Problem details:
In the records that follow, find each line with "over" and pull it out.
▶
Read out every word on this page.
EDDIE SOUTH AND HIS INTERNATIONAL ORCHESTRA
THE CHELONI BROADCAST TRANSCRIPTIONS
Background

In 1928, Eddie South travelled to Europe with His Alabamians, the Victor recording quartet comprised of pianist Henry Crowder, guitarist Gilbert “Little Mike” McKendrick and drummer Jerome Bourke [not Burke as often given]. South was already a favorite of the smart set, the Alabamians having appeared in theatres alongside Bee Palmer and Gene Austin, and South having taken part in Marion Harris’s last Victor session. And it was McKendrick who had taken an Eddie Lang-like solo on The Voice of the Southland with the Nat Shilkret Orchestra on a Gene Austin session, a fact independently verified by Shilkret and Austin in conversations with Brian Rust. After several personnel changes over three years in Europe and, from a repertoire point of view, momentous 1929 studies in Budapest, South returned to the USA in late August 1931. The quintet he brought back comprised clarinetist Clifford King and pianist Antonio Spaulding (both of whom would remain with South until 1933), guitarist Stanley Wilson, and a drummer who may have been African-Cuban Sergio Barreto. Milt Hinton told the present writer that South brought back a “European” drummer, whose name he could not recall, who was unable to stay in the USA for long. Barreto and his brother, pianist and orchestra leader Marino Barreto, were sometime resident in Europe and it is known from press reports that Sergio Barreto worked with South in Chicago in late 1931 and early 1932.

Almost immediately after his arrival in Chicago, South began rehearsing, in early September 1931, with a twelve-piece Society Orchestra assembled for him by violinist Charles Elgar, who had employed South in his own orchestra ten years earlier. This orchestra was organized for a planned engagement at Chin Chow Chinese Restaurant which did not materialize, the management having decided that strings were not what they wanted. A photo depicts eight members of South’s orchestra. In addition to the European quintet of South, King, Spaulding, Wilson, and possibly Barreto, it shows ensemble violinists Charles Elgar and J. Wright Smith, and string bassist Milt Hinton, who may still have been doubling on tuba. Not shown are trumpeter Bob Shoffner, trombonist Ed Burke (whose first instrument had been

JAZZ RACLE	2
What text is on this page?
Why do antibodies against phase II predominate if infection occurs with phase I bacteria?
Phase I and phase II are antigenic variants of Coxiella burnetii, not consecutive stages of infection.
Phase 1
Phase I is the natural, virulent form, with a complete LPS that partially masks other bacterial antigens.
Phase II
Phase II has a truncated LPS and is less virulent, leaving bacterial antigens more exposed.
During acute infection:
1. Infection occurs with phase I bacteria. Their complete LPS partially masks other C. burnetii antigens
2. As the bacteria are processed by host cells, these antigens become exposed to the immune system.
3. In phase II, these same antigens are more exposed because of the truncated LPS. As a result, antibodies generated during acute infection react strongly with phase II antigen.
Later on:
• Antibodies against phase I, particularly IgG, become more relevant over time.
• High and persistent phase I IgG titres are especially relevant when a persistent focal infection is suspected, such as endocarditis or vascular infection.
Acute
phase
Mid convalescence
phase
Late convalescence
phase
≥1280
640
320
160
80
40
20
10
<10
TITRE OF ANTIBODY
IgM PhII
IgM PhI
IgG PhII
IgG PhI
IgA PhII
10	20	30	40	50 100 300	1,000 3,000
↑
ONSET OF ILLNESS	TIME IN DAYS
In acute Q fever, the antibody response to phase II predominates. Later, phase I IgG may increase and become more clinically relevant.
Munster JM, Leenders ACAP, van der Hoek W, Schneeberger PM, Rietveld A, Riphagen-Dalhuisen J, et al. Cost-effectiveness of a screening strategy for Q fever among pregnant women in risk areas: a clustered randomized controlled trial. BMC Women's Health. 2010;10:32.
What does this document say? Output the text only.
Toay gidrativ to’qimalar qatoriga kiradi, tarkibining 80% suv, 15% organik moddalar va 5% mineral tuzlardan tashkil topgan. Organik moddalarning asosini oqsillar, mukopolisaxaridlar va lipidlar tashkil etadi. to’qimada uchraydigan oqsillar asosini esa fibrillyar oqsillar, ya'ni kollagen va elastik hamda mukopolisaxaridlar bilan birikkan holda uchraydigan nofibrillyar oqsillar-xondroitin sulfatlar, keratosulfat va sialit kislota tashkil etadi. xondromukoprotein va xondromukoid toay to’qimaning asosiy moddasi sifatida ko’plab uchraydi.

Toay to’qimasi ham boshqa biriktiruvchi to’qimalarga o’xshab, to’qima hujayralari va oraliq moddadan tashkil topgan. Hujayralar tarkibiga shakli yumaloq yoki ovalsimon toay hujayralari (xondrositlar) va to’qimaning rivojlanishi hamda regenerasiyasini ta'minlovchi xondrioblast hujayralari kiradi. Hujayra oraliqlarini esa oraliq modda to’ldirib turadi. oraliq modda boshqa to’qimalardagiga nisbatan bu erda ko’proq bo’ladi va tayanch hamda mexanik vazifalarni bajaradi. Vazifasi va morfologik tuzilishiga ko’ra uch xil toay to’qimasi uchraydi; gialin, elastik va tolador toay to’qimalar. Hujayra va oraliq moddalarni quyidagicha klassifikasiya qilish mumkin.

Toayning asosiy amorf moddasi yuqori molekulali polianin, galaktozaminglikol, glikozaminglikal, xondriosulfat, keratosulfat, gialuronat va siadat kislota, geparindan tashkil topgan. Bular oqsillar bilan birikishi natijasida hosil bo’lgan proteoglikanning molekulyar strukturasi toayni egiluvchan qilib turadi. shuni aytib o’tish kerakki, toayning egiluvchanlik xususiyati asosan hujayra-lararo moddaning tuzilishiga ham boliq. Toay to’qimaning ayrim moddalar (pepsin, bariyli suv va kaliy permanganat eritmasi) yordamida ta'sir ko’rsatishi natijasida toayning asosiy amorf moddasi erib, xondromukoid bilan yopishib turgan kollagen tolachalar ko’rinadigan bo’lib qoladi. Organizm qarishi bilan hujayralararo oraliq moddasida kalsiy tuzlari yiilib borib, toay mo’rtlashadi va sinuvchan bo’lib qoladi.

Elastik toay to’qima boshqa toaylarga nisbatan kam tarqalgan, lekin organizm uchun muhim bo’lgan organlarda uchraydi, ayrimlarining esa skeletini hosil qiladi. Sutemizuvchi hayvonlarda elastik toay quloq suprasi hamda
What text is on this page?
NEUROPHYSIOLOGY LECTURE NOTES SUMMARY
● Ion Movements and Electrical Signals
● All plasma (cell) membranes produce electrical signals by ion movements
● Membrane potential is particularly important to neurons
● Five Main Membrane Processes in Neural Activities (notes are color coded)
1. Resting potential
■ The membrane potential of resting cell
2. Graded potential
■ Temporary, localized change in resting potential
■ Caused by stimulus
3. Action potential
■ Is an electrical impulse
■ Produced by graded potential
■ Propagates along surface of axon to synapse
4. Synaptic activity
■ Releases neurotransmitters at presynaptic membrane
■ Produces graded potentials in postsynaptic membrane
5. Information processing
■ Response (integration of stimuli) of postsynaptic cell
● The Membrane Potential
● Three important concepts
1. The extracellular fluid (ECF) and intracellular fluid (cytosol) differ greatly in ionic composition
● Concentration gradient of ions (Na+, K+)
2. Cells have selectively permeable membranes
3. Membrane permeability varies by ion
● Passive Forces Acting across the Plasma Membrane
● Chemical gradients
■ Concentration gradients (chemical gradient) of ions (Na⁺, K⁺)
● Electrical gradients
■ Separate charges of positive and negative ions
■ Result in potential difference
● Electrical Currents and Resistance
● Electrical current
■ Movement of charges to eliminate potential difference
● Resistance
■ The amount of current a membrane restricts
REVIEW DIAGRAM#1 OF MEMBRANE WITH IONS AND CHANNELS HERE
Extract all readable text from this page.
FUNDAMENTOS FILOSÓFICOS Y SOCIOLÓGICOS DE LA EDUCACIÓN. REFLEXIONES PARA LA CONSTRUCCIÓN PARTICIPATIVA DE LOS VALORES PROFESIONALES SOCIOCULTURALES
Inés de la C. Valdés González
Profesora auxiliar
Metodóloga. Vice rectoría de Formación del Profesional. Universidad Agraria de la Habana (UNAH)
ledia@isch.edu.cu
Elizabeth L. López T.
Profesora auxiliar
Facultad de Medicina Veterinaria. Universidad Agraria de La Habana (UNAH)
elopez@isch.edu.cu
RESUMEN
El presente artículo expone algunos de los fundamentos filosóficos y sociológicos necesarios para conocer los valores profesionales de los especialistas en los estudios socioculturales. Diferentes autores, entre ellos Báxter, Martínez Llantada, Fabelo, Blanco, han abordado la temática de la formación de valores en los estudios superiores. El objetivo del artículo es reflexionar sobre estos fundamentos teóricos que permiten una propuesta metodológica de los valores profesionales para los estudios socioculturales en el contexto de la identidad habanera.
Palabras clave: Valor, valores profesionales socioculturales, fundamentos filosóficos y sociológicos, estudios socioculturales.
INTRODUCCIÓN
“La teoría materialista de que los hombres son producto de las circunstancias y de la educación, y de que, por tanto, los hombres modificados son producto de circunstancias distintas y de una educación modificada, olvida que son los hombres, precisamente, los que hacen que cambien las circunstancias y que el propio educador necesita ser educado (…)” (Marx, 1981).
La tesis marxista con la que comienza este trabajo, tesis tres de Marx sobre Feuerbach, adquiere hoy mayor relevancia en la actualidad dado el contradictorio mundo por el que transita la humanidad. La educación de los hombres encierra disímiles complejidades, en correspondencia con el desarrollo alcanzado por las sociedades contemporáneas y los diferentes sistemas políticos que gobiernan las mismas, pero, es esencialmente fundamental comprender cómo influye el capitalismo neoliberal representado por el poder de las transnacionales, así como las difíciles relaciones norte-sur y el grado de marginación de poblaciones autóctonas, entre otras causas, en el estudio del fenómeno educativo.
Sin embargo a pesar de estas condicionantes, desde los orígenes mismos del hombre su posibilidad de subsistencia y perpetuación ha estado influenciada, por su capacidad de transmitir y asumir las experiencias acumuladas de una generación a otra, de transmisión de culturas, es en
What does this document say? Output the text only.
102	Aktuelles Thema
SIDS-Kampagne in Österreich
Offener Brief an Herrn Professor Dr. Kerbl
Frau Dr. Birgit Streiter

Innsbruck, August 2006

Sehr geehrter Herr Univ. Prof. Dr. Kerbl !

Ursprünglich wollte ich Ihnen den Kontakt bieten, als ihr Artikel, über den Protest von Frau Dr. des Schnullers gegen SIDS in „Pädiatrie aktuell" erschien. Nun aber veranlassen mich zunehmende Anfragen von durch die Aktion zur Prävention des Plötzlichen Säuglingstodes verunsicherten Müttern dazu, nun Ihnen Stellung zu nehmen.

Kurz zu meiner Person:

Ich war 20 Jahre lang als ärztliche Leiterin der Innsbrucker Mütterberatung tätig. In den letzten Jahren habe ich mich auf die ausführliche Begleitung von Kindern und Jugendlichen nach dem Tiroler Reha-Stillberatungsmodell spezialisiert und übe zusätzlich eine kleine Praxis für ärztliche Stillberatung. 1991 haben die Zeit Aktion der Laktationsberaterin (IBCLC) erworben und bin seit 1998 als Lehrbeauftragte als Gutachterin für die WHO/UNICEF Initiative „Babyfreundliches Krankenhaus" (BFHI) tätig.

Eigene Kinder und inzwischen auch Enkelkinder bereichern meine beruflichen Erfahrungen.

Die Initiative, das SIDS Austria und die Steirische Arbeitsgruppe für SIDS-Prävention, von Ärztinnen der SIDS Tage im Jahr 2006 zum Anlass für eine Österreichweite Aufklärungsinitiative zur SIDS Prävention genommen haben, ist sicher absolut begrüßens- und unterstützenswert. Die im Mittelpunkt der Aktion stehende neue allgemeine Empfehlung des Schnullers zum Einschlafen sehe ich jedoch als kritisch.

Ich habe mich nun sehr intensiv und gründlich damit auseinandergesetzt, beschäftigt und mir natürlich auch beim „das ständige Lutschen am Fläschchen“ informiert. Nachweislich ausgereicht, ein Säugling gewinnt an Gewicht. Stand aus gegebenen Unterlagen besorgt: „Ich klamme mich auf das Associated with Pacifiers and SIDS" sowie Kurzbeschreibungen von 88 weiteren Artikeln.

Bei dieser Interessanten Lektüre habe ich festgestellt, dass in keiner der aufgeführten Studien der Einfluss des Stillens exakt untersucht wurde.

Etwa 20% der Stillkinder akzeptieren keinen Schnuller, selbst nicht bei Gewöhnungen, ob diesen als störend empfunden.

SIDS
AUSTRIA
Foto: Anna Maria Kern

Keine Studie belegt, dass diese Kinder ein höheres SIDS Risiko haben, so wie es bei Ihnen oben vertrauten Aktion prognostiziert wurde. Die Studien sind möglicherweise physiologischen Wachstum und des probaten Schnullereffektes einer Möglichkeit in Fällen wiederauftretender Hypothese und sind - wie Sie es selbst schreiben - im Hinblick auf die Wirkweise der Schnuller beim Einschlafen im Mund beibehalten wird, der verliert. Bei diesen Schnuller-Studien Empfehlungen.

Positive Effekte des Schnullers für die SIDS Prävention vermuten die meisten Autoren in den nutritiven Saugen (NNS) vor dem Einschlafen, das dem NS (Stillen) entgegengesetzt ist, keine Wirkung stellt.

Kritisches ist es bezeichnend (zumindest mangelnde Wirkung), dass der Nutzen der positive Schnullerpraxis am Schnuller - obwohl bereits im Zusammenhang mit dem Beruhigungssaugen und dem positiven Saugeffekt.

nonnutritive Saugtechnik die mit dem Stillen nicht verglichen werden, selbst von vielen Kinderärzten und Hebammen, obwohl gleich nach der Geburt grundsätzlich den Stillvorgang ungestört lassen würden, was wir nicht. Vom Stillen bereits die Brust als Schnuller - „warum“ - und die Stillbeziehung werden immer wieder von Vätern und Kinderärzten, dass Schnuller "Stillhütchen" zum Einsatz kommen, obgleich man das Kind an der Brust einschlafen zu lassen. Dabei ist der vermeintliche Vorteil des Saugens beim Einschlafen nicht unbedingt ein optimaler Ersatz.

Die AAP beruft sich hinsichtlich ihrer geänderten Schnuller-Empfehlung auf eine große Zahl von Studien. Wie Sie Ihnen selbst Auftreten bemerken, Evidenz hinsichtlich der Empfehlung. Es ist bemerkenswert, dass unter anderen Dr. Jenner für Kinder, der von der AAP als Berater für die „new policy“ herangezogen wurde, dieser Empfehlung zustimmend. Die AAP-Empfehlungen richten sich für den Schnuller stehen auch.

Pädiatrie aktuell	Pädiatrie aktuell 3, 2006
◀
Solution to this problem:
In 1928, Eddie South travelled to Europe with His Alabamians, the Victor recording quartet comprised of pianist Henry Crowder, guitarist Gilbert “Little Mike” McKendrick and drummer Jerome Bourke [not Burke as often given]. South was already a favorite of the smart set, the Alabamians having appeared in theatres alongside Bee Palmer and Gene Austin, and South having taken part in Marion Harris’s last Victor session. And it was McKendrick who had taken an Eddie Lang-like solo on The Voice of the Southland with the Nat Shilkret Orchestra on a Gene Austin session, a fact independently verified by Shilkret and Austin in conversations with Brian Rust. After several personnel changes over three years in Europe and, from a repertoire point of view, momentous 1929 studies in Budapest, South returned to the USA in late August 1931. The quintet he brought back comprised clarinetist Clifford King and pianist Antonio Spaulding (both of whom would remain with South until 1933), guitarist Stanley Wilson, and a drummer who may have been African-Cuban Sergio Barreto. Milt Hinton told the present writer that South brought back a “European” drummer, whose name he could not recall, who was unable to stay in the USA for long. Barreto and his brother, pianist and orchestra leader Marino Barreto, were sometime resident in Europe and it is known from press reports that Sergio Barreto worked with South in Chicago in late 1931 and early 1932.
• Antibodies against phase I, particularly IgG, become more relevant over time.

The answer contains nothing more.